● STATED TASK:
Each line of the data that includes the string "GREEK" is to be copied out.

● INFORMATION SHOWN:
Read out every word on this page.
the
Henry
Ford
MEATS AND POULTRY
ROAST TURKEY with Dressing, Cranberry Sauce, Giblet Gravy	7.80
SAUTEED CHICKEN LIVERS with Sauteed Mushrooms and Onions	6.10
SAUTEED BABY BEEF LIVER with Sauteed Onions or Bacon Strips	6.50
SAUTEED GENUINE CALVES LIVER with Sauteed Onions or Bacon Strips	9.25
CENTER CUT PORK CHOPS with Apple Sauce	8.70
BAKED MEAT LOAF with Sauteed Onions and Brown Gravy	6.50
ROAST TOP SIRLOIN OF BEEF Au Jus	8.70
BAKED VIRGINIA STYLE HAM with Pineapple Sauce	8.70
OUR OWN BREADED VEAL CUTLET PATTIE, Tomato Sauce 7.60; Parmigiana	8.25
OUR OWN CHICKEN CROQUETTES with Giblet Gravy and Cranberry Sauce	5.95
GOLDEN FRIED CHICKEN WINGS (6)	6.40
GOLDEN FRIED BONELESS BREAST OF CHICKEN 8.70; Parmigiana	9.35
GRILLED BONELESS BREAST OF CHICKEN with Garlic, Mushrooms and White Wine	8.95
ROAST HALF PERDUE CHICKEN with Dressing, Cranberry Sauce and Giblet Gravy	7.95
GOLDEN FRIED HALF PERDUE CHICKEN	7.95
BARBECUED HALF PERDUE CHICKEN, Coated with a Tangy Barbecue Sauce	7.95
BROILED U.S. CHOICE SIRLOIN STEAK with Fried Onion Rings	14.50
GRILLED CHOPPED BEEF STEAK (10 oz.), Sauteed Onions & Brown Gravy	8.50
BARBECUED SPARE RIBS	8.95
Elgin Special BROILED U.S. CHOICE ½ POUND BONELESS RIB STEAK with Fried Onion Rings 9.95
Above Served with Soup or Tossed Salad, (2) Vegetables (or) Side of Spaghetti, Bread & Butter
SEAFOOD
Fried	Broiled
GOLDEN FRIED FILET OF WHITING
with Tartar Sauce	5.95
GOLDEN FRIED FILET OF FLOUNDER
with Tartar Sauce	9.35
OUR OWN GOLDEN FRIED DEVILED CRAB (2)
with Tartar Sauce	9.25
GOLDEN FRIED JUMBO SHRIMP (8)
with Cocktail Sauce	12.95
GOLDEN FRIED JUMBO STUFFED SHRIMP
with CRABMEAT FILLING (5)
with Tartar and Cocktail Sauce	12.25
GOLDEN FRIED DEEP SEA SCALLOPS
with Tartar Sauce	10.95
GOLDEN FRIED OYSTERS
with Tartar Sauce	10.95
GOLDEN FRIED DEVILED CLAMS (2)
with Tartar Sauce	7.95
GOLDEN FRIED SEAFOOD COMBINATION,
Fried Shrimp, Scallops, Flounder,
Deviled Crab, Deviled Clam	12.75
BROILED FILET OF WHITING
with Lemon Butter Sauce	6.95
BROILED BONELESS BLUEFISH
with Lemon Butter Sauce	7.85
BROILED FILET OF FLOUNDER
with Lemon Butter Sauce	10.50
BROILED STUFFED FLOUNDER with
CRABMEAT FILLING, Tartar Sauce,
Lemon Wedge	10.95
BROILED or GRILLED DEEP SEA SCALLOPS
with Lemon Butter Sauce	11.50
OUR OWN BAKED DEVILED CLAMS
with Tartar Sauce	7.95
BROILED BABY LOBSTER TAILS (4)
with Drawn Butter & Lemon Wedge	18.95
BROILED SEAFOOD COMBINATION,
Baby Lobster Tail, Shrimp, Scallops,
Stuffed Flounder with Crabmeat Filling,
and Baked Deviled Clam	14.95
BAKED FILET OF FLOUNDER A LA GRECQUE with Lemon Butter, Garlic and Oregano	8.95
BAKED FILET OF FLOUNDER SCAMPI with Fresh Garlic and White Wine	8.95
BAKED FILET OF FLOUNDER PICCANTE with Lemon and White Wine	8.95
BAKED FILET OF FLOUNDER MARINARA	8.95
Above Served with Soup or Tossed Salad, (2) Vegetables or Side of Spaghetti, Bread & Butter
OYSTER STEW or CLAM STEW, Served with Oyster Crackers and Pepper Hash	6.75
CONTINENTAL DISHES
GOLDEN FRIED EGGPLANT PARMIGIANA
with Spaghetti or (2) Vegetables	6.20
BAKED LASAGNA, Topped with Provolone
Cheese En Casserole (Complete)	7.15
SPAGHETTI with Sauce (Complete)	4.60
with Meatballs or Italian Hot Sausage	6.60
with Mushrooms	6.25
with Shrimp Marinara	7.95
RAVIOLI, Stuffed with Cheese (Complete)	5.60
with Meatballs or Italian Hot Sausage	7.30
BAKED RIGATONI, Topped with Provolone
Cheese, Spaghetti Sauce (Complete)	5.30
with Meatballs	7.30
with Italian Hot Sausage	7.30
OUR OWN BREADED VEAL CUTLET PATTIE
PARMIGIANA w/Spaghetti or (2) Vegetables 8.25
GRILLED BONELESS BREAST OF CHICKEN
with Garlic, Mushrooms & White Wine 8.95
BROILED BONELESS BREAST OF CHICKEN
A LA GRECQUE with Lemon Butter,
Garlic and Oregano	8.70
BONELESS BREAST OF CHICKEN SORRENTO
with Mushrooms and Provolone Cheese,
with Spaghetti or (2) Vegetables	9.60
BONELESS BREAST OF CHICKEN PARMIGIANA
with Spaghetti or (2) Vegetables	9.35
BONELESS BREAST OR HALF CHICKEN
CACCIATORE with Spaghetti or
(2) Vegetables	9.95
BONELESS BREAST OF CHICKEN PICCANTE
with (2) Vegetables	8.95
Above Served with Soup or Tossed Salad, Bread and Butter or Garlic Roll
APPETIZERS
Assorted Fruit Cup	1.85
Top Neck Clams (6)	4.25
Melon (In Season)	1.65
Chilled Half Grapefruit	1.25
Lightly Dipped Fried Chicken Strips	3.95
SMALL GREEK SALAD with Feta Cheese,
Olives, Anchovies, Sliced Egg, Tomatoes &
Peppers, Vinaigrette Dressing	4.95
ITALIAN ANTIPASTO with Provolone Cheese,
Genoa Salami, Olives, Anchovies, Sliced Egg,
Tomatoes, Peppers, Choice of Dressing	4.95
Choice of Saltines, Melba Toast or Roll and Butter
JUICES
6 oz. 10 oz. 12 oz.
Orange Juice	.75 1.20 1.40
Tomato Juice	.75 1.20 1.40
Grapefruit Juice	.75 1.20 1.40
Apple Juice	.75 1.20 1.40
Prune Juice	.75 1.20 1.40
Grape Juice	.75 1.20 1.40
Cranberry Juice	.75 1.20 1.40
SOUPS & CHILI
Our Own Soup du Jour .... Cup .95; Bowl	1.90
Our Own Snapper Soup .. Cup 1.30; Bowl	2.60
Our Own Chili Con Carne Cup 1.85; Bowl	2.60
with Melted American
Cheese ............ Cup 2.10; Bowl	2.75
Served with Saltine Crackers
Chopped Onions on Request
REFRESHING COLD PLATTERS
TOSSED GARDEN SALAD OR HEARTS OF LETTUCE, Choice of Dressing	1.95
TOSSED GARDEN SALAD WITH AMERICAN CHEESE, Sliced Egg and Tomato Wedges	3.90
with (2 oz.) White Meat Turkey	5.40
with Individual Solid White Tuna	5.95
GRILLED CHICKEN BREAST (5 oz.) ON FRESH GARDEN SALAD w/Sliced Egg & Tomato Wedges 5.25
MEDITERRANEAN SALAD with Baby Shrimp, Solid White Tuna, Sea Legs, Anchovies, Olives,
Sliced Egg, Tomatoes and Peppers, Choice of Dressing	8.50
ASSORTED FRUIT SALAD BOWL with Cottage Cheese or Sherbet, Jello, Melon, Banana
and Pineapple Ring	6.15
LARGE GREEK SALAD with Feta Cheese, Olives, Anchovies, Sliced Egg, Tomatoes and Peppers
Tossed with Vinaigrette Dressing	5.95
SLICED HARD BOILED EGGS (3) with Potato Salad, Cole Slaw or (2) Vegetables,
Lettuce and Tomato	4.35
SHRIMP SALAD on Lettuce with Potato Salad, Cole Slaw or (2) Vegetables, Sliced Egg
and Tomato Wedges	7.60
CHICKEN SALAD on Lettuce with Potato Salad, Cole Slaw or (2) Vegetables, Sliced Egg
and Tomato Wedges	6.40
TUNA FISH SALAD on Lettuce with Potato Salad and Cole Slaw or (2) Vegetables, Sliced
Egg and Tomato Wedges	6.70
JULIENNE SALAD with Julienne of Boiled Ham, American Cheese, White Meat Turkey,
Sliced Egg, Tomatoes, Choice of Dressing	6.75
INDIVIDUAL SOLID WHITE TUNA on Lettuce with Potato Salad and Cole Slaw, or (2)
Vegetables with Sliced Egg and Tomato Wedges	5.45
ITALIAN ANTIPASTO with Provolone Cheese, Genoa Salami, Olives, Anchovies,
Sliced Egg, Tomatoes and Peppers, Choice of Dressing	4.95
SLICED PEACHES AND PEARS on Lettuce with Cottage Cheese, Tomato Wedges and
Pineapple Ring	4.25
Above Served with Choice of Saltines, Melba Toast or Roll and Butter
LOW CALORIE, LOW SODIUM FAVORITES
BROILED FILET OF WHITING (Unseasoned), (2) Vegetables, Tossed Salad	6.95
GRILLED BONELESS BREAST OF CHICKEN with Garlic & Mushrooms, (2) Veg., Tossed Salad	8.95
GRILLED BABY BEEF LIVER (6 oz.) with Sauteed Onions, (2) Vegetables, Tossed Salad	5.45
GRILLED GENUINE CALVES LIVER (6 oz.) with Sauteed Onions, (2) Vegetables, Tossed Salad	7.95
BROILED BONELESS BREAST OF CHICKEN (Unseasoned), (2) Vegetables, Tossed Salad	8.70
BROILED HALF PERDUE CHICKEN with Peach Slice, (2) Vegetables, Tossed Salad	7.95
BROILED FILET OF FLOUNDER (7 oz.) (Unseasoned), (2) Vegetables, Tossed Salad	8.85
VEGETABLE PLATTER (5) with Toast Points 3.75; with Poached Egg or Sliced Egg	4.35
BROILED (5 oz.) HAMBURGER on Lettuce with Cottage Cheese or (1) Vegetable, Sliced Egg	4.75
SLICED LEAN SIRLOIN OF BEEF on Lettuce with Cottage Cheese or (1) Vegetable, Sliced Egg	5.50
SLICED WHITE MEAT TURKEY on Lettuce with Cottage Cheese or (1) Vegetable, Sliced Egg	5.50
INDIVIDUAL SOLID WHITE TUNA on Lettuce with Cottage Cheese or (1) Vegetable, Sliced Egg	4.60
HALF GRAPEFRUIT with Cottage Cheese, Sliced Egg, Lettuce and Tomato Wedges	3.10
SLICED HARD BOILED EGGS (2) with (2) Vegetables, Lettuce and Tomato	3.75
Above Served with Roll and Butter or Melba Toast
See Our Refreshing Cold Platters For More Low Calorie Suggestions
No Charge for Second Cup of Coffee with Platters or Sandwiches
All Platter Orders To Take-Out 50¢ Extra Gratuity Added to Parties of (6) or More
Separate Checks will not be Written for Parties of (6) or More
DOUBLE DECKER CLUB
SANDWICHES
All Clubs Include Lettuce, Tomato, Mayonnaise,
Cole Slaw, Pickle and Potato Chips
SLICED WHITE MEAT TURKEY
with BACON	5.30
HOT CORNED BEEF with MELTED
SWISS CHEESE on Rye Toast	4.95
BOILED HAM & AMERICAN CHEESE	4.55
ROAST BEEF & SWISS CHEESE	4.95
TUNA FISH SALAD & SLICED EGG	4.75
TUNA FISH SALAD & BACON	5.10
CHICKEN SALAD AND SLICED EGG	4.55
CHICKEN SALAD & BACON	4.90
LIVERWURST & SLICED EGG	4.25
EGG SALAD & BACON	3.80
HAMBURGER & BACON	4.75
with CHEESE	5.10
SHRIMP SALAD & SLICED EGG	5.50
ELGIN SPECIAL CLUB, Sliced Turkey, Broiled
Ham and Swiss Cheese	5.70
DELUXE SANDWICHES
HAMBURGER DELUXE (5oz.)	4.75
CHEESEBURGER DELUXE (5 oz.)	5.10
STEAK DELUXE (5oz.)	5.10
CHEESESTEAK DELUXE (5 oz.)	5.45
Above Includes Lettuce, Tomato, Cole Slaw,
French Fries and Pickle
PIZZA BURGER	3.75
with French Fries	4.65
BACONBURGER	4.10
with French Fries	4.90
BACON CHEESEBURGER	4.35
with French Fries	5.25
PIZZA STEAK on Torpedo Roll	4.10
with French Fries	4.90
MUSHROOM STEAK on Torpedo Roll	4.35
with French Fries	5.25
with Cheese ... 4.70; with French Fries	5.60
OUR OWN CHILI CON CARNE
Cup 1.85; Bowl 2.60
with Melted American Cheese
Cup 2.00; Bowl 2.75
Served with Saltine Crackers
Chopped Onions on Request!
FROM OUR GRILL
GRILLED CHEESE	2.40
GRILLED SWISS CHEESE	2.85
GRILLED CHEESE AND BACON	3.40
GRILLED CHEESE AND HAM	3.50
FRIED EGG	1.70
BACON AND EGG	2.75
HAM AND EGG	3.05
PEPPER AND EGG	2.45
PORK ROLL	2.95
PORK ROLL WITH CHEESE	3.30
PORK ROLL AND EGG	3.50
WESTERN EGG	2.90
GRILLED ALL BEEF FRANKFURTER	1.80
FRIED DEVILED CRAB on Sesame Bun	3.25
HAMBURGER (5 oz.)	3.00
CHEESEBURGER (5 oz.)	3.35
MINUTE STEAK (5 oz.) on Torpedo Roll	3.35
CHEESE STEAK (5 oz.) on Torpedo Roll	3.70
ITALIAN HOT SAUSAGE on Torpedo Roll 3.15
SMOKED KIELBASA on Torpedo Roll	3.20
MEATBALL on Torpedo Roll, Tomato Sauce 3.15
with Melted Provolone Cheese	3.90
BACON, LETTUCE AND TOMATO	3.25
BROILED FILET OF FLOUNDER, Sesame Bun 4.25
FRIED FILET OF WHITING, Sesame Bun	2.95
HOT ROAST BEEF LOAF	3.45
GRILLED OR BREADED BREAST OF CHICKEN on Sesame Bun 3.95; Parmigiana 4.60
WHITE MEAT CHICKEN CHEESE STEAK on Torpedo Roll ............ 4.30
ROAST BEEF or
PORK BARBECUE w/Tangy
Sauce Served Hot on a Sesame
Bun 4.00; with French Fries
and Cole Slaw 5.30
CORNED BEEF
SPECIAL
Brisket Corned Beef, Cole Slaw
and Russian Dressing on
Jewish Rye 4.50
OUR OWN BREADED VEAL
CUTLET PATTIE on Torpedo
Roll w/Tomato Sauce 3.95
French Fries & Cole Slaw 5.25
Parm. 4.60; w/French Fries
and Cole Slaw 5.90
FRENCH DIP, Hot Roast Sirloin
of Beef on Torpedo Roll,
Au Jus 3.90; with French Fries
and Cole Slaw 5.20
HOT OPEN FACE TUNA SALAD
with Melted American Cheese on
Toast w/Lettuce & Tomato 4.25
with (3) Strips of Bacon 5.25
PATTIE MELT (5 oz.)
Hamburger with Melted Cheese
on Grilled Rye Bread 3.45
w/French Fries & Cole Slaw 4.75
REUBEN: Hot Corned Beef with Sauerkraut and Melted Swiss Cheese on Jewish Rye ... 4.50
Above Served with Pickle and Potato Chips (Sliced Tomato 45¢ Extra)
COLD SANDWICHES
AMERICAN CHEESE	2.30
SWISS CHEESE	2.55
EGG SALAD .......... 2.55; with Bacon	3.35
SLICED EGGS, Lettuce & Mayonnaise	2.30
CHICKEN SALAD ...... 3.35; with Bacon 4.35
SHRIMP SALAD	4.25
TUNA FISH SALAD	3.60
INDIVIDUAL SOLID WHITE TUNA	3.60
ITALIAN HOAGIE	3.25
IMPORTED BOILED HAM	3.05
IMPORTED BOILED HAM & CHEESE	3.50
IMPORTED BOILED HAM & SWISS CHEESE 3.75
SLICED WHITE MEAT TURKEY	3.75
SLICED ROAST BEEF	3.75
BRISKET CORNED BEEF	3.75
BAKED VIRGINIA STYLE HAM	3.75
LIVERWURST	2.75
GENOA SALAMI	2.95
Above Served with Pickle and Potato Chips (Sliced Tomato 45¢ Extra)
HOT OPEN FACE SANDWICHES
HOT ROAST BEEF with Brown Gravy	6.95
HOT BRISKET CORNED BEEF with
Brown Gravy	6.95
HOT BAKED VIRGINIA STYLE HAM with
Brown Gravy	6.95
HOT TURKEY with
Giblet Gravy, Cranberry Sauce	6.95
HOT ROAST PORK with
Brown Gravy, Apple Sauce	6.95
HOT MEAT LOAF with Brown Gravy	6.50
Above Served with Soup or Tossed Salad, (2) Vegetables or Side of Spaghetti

● RESPONSE TO THIS TASK:
SMALL GREEK SALAD with Feta Cheese,
LARGE GREEK SALAD with Feta Cheese, Olives, Anchovies, Sliced Egg, Tomatoes and Peppers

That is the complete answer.